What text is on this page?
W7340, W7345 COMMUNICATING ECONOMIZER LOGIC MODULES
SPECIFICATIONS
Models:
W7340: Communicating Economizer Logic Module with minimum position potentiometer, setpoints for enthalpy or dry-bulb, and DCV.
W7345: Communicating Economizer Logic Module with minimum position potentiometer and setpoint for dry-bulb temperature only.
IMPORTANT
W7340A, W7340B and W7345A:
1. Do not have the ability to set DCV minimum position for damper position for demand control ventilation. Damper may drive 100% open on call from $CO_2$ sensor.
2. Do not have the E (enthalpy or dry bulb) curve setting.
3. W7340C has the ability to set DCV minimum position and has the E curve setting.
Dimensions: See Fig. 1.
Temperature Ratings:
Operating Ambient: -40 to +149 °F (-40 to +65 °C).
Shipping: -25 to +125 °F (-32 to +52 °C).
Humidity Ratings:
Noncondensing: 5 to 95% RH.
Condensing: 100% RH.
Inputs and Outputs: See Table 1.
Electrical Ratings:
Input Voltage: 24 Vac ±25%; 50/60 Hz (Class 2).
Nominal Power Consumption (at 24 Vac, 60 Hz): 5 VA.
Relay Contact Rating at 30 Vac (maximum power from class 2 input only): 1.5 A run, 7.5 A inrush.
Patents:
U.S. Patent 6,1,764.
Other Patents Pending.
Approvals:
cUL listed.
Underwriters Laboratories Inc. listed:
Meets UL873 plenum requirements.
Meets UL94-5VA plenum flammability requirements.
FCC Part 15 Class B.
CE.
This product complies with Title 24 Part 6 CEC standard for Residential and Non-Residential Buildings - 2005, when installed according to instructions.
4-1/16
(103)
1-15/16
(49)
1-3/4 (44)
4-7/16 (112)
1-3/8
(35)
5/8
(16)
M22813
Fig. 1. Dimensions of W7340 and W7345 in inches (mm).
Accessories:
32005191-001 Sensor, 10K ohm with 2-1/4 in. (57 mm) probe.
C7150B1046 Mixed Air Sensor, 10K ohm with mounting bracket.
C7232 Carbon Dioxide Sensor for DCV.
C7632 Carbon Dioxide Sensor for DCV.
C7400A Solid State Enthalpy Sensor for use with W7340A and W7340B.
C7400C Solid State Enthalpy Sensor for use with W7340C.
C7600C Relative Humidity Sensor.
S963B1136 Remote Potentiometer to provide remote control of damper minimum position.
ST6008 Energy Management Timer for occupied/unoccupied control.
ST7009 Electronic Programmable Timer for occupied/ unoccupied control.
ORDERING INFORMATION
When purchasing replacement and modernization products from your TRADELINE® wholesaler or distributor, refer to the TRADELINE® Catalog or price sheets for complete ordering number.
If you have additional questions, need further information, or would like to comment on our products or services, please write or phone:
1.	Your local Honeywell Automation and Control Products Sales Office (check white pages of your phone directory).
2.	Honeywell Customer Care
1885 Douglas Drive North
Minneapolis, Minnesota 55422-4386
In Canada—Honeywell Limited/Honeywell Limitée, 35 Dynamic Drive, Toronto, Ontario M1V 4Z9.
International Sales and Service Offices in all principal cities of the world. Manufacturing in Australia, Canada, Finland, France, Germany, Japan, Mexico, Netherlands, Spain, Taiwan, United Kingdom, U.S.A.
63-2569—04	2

....................

[Prompt] Of all the lines in the listing above, how many include "phone"? Write only the number.

[The answer] 2